**TASK OBJECTIVE**
Tally the lines containing "工作过程导向" and report the number alone.

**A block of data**
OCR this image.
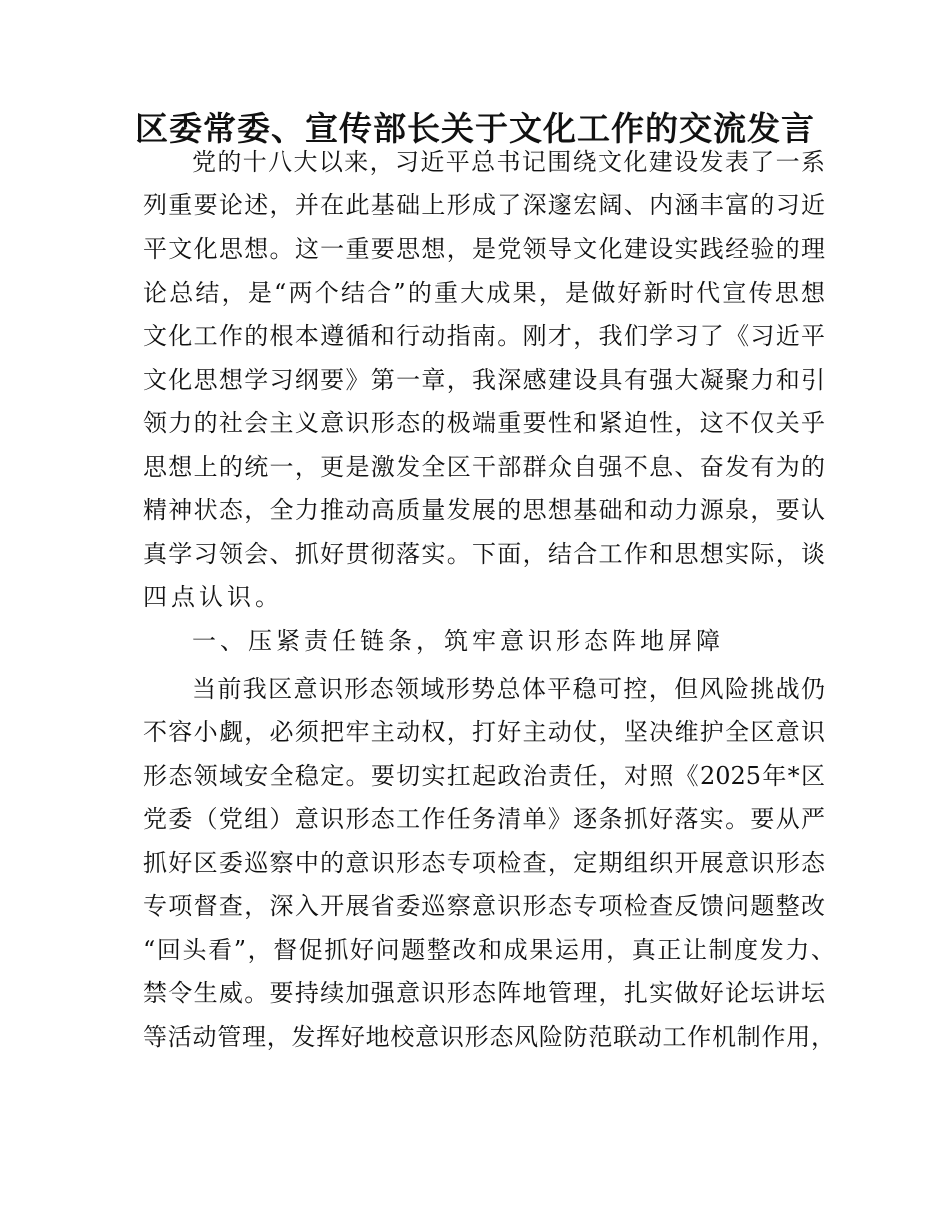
区委常委、宣传部长关于文化工作的交流发言
党的十八大以来，习近平总书记围绕文化建设发表了一系
列重要论述，并在此基础上形成了深邃宏阔、内涵丰富的习近
平文化思想。这一重要思想，是党领导文化建设实践经验的理
论总结，是“两个结合”的重大成果，是做好新时代宣传思想
文化工作的根本遵循和行动指南。刚才，我们学习了《习近平
文化思想学习纲要》第一章，我深感建设具有强大凝聚力和引
领力的社会主义意识形态的极端重要性和紧迫性，这不仅关乎
思想上的统一，更是激发全区干部群众自强不息、奋发有为的
精神状态，全力推动高质量发展的思想基础和动力源泉，要认
真学习领会、抓好贯彻落实。下面，结合工作和思想实际，谈
四点认识。
一、压紧责任链条，筑牢意识形态阵地屏障
当前我区意识形态领域形势总体平稳可控，但风险挑战仍
不容小觑，必须把牢主动权，打好主动仗，坚决维护全区意识
形态领域安全稳定。要切实扛起政治责任，对照《2025年*区
党委（党组）意识形态工作任务清单》逐条抓好落实。要从严
抓好区委巡察中的意识形态专项检查，定期组织开展意识形态
专项督查，深入开展省委巡察意识形态专项检查反馈问题整改
“回头看”，督促抓好问题整改和成果运用，真正让制度发力、
禁令生威。要持续加强意识形态阵地管理，扎实做好论坛讲坛
等活动管理，发挥好地校意识形态风险防范联动工作机制作用，
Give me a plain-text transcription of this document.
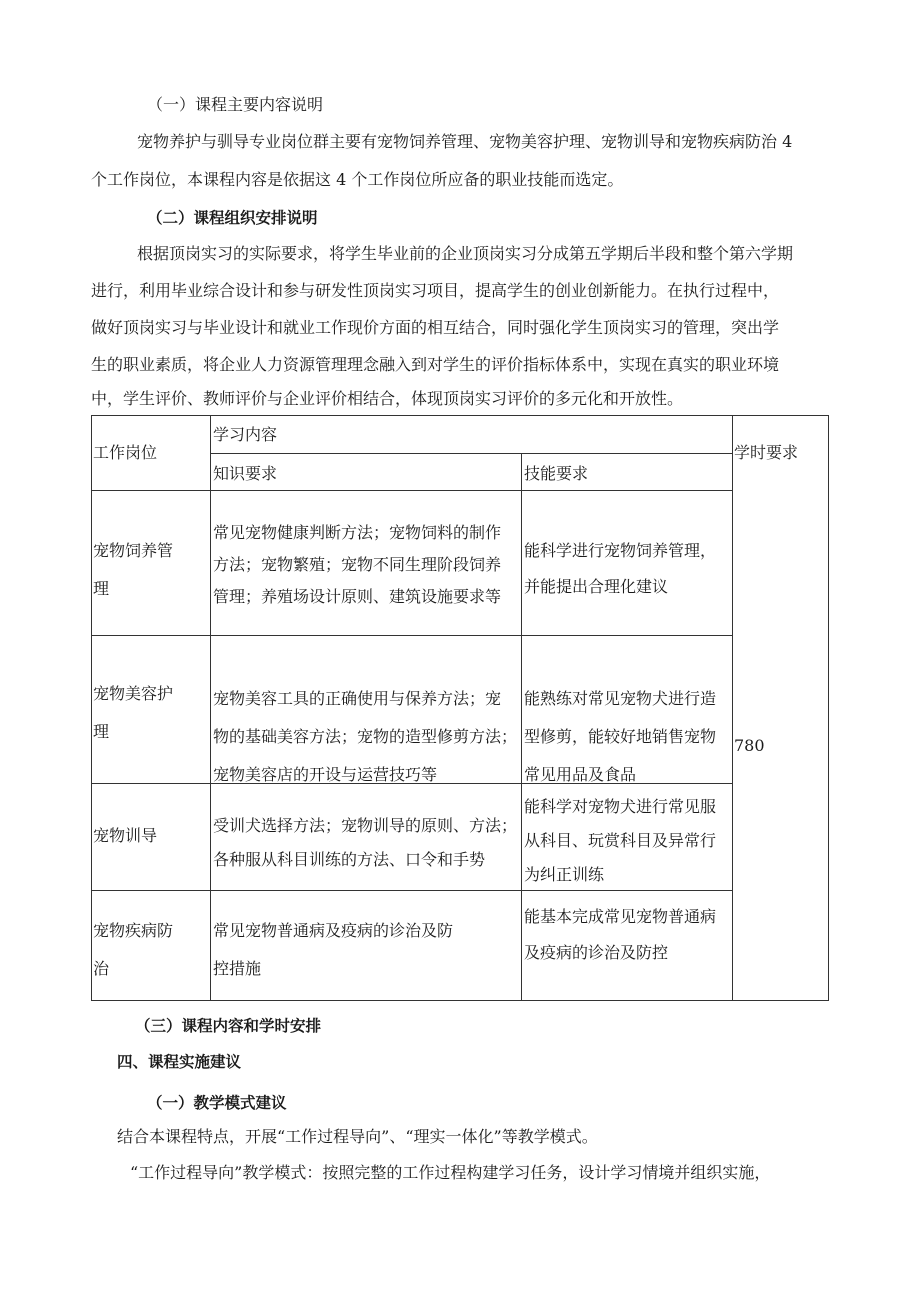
（一）课程主要内容说明
宠物养护与驯导专业岗位群主要有宠物饲养管理、宠物美容护理、宠物训导和宠物疾病防治 4
个工作岗位，本课程内容是依据这 4 个工作岗位所应备的职业技能而选定。
（二）课程组织安排说明
根据顶岗实习的实际要求，将学生毕业前的企业顶岗实习分成第五学期后半段和整个第六学期
进行，利用毕业综合设计和参与研发性顶岗实习项目，提高学生的创业创新能力。在执行过程中，
做好顶岗实习与毕业设计和就业工作现价方面的相互结合，同时强化学生顶岗实习的管理，突出学
生的职业素质，将企业人力资源管理理念融入到对学生的评价指标体系中，实现在真实的职业环境
中，学生评价、教师评价与企业评价相结合，体现顶岗实习评价的多元化和开放性。
工作岗位
学习内容
知识要求	技能要求
学时要求
780
宠物饲养管
理
常见宠物健康判断方法；宠物饲料的制作
方法；宠物繁殖；宠物不同生理阶段饲养
管理；养殖场设计原则、建筑设施要求等
能科学进行宠物饲养管理，
并能提出合理化建议
宠物美容护
理
宠物美容工具的正确使用与保养方法；宠
物的基础美容方法；宠物的造型修剪方法；
宠物美容店的开设与运营技巧等
能熟练对常见宠物犬进行造
型修剪，能较好地销售宠物
常见用品及食品
宠物训导
受训犬选择方法；宠物训导的原则、方法；
各种服从科目训练的方法、口令和手势
能科学对宠物犬进行常见服
从科目、玩赏科目及异常行
为纠正训练
宠物疾病防
治
常见宠物普通病及疫病的诊治及防
控措施
能基本完成常见宠物普通病
及疫病的诊治及防控
（三）课程内容和学时安排
四、课程实施建议
（一）教学模式建议
结合本课程特点，开展“工作过程导向”、“理实一体化”等教学模式。
“工作过程导向”教学模式：按照完整的工作过程构建学习任务，设计学习情境并组织实施，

**OUTPUT FOR THIS EXERCISE**
2